__The task__
Tell how many lines in these records contain the string "color", with only the number as the reply.

__Materials provided__
****
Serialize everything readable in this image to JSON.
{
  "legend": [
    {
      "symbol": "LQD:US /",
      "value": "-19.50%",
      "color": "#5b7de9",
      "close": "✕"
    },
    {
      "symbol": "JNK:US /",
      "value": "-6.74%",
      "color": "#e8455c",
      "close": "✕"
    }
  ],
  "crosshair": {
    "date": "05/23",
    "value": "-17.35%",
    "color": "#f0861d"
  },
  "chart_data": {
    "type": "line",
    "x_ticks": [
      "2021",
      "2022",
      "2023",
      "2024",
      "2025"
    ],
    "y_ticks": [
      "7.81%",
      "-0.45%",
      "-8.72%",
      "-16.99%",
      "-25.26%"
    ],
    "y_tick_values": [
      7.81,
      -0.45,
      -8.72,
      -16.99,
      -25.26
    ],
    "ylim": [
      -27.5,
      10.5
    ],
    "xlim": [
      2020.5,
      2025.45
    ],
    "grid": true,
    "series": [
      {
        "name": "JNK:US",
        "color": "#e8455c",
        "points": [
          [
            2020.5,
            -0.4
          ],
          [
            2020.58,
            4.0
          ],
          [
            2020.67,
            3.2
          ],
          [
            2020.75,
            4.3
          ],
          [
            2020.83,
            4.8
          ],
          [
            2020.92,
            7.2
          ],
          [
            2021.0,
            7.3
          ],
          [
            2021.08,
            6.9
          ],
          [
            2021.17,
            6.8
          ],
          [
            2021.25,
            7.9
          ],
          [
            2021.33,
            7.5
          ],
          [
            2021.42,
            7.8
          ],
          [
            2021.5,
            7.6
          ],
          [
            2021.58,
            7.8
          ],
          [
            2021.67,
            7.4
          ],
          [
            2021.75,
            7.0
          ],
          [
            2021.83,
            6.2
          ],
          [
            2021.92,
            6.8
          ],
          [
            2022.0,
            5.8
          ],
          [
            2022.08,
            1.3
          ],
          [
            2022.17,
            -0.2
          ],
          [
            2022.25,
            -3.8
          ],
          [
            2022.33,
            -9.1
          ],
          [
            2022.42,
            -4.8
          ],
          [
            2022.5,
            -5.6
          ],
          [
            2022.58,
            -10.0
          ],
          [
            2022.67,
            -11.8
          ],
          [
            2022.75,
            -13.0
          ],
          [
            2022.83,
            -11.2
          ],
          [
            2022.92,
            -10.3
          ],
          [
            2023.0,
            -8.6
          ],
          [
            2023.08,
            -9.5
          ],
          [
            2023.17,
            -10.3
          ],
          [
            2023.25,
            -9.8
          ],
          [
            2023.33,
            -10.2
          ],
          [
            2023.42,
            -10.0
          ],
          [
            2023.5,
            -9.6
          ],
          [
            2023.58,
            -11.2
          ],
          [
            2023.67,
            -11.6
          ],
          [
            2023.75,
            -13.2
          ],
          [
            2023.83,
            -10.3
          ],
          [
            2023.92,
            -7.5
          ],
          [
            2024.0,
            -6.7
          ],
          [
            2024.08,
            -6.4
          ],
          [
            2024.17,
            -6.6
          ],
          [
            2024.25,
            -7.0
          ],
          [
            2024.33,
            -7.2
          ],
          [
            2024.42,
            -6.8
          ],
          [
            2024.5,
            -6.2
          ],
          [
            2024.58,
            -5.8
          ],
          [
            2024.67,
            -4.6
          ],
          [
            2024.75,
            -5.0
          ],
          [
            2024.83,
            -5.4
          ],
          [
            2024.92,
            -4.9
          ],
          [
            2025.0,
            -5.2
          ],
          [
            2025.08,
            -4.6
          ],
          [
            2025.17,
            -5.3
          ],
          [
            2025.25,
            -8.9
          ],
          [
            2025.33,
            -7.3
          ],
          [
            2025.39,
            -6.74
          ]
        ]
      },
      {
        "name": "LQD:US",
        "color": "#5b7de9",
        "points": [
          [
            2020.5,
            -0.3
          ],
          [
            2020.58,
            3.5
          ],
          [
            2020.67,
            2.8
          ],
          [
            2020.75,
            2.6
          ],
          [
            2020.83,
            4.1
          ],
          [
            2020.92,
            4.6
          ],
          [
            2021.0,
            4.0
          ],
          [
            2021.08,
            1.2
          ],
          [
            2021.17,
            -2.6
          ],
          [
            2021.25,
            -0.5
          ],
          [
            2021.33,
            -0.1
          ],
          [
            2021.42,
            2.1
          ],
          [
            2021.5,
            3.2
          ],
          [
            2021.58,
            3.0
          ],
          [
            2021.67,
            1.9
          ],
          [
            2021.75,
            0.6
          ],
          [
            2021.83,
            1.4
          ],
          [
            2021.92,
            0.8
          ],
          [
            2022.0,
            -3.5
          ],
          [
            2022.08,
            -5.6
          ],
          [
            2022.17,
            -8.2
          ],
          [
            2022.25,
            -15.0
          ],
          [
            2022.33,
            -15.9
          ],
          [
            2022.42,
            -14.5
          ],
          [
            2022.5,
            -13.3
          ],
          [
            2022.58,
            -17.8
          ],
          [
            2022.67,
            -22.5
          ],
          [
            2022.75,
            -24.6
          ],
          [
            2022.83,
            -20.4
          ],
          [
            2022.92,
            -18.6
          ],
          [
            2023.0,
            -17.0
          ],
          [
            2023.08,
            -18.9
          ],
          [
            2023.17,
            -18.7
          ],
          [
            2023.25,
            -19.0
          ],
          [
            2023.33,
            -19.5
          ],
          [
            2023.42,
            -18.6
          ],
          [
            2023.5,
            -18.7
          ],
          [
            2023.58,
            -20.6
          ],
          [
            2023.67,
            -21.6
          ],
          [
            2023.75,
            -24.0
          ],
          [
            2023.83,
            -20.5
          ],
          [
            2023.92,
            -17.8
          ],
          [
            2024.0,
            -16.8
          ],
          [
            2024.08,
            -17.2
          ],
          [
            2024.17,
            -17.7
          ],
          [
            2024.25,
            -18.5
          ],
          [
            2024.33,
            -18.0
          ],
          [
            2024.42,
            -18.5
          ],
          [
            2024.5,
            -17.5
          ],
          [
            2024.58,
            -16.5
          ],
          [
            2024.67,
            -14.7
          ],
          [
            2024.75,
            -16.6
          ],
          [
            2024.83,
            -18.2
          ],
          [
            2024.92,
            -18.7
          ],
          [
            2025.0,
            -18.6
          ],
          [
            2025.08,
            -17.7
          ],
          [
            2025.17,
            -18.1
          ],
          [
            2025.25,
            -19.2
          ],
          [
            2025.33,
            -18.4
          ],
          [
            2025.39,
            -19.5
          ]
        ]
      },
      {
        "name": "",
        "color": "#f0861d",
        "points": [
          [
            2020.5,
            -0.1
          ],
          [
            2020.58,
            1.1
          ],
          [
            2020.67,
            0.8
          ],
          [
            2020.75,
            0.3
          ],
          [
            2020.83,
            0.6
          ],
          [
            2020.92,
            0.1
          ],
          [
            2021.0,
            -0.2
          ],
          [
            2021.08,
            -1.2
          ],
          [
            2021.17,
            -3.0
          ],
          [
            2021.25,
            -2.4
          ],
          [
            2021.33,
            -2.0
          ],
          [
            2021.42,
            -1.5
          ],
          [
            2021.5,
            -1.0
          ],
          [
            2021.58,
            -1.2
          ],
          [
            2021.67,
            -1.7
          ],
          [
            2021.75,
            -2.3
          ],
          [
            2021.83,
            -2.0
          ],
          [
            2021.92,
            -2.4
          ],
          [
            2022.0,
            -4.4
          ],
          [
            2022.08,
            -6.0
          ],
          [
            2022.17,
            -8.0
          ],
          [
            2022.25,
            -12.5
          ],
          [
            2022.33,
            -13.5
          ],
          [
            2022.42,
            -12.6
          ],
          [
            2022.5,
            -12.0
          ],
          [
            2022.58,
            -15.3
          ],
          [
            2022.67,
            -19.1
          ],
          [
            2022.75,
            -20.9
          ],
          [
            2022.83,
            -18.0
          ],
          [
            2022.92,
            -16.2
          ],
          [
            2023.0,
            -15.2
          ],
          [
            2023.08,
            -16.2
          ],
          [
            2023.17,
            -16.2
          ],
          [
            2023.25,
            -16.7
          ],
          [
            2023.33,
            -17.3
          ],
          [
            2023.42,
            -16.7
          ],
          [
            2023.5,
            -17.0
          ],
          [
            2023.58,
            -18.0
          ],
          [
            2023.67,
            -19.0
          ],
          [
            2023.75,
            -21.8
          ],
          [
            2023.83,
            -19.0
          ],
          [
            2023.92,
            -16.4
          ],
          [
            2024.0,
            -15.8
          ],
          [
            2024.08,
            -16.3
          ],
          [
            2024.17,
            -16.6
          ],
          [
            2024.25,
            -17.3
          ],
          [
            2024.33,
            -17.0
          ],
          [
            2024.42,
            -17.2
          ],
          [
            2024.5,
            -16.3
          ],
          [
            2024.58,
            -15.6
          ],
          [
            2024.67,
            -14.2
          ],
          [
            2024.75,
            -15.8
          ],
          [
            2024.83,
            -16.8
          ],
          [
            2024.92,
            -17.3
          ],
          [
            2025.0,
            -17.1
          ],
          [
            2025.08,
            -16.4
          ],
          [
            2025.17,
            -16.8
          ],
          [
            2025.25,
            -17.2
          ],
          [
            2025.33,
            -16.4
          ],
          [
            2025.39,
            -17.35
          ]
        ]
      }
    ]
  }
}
****
__Response to the task__
6